Requirements —
Report all lines from the entries below in which "quan" appears.

[BEGIN Information supplied]

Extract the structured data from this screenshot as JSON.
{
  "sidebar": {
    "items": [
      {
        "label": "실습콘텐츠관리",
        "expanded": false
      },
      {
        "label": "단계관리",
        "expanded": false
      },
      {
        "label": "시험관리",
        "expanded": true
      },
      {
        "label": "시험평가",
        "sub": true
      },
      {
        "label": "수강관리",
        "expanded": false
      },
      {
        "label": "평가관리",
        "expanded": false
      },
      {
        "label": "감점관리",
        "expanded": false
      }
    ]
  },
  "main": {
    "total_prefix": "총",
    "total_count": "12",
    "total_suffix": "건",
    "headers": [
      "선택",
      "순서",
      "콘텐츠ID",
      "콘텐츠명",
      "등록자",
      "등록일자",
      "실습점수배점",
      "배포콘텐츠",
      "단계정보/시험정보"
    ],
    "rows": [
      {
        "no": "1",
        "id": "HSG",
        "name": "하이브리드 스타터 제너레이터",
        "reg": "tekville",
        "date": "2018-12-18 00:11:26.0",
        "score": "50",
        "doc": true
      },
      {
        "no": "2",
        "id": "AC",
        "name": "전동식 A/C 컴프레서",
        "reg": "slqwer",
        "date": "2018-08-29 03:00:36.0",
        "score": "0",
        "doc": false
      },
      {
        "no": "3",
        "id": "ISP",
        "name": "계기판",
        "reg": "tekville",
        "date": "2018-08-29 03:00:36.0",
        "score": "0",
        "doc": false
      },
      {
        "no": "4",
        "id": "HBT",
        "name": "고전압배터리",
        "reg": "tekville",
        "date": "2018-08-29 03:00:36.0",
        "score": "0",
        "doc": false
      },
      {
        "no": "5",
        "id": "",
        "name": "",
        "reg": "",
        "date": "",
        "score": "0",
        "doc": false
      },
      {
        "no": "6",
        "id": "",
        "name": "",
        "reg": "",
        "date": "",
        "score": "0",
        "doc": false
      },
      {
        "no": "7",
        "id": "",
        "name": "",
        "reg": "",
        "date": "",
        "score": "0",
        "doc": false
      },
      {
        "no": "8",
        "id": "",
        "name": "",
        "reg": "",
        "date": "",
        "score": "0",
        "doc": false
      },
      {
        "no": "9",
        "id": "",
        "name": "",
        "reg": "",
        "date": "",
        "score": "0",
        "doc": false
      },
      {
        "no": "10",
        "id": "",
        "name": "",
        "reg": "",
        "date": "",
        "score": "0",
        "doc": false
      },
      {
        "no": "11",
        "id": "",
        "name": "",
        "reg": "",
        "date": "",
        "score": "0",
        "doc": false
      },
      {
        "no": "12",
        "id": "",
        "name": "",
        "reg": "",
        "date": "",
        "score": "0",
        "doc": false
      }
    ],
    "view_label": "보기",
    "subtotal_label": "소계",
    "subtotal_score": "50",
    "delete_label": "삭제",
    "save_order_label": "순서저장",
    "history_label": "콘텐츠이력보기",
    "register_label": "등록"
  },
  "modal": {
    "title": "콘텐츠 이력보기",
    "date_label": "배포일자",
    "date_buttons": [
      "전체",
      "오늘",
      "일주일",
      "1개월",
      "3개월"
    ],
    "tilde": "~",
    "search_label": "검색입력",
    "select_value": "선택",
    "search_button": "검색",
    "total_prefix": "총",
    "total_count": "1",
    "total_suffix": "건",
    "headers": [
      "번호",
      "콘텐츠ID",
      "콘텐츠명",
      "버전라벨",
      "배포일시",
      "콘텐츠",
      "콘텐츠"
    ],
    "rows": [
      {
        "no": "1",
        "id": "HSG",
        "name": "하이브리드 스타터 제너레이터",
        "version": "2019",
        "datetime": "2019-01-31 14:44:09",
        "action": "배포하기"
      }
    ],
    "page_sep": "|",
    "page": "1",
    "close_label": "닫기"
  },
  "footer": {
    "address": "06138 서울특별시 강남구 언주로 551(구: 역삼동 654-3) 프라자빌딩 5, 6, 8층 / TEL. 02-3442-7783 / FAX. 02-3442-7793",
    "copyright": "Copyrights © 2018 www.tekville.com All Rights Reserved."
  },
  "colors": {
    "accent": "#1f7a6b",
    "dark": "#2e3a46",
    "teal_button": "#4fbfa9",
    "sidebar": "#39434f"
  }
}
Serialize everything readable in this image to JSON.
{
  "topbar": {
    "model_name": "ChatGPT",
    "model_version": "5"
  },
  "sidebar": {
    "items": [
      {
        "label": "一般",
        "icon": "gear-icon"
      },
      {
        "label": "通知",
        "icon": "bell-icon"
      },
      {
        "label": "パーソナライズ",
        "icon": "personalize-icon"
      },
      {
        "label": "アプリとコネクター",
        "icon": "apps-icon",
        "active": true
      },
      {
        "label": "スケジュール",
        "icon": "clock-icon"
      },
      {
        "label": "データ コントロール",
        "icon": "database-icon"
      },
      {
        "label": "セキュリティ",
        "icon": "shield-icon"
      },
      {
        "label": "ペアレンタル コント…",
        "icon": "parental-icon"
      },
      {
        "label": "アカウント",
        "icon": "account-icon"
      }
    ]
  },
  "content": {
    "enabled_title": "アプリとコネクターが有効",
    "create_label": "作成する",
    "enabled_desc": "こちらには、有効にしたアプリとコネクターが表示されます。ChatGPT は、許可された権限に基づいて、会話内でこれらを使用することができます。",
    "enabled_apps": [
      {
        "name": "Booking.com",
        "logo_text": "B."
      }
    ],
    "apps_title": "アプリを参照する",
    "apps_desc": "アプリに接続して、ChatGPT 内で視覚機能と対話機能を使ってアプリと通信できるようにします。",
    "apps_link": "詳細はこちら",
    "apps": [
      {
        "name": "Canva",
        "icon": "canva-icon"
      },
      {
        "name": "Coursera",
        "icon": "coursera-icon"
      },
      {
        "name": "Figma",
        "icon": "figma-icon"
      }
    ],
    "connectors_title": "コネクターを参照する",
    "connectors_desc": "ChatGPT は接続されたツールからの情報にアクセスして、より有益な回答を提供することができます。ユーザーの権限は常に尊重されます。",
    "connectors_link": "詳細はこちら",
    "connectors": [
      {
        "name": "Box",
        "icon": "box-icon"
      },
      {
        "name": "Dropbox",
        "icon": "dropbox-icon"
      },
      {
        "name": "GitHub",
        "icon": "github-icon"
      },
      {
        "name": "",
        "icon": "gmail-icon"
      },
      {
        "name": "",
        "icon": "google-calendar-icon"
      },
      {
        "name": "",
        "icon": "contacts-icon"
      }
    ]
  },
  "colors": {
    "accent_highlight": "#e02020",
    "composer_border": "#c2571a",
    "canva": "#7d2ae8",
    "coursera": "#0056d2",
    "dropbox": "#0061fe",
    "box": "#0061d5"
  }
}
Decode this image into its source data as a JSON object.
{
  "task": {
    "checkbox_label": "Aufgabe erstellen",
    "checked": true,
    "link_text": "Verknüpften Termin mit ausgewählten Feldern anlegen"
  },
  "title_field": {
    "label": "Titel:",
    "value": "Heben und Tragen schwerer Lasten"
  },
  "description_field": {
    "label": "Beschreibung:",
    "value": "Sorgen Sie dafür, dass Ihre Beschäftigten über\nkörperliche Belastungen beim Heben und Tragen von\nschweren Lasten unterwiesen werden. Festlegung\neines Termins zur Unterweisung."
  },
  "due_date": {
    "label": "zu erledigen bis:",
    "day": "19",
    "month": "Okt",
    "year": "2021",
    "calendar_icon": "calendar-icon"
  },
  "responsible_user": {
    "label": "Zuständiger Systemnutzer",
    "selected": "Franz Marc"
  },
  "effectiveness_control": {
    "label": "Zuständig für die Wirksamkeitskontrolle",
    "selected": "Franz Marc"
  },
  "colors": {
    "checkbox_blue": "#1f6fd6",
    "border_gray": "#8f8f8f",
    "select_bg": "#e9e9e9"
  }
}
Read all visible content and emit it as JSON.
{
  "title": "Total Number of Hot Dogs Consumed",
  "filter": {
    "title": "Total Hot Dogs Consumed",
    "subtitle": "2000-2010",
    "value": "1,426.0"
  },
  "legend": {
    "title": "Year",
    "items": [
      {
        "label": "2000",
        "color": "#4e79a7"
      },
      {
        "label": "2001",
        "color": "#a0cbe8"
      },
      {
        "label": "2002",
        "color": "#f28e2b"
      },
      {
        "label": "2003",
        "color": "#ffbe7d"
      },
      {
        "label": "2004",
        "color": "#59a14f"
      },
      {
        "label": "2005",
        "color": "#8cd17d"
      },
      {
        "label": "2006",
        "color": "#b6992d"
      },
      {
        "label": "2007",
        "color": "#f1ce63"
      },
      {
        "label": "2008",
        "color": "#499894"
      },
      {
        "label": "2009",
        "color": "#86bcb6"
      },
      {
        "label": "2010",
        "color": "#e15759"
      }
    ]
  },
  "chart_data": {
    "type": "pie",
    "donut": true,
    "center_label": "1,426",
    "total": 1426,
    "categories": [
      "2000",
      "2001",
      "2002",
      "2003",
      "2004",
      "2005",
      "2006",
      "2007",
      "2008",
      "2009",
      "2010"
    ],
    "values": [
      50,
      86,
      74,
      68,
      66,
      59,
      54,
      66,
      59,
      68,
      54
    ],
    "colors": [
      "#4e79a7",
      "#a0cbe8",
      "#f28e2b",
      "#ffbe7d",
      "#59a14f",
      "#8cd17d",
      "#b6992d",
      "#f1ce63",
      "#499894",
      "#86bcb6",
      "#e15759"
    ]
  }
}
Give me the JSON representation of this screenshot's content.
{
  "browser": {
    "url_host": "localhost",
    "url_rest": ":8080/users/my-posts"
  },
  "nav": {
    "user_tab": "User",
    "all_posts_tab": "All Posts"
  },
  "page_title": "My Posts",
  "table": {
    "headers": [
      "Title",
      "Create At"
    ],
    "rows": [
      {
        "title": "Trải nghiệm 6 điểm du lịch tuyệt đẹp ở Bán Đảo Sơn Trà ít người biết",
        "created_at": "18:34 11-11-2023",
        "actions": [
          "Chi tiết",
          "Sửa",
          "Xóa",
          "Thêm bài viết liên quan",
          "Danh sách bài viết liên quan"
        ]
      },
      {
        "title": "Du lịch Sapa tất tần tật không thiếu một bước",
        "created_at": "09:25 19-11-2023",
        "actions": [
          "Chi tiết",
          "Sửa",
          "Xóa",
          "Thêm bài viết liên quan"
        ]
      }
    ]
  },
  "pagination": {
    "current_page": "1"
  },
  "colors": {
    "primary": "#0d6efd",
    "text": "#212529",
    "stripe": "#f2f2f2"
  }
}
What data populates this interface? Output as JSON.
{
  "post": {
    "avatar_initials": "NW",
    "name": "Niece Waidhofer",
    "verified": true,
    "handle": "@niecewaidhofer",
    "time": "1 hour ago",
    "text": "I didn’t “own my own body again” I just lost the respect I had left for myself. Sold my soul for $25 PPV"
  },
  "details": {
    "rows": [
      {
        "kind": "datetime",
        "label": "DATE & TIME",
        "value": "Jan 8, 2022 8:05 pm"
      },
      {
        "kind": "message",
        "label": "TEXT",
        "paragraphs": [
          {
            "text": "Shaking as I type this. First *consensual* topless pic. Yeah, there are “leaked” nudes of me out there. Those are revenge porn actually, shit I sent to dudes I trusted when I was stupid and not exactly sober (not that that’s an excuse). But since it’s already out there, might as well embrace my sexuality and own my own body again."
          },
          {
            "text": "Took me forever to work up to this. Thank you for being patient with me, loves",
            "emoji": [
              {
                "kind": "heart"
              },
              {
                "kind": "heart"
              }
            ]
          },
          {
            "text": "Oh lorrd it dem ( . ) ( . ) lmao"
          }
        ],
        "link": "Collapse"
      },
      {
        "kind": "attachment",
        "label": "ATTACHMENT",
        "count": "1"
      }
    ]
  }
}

[END Information supplied]

Written solution —
          "Thêm bài viết liên quan",
          "Danh sách bài viết liên quan"
          "Thêm bài viết liên quan"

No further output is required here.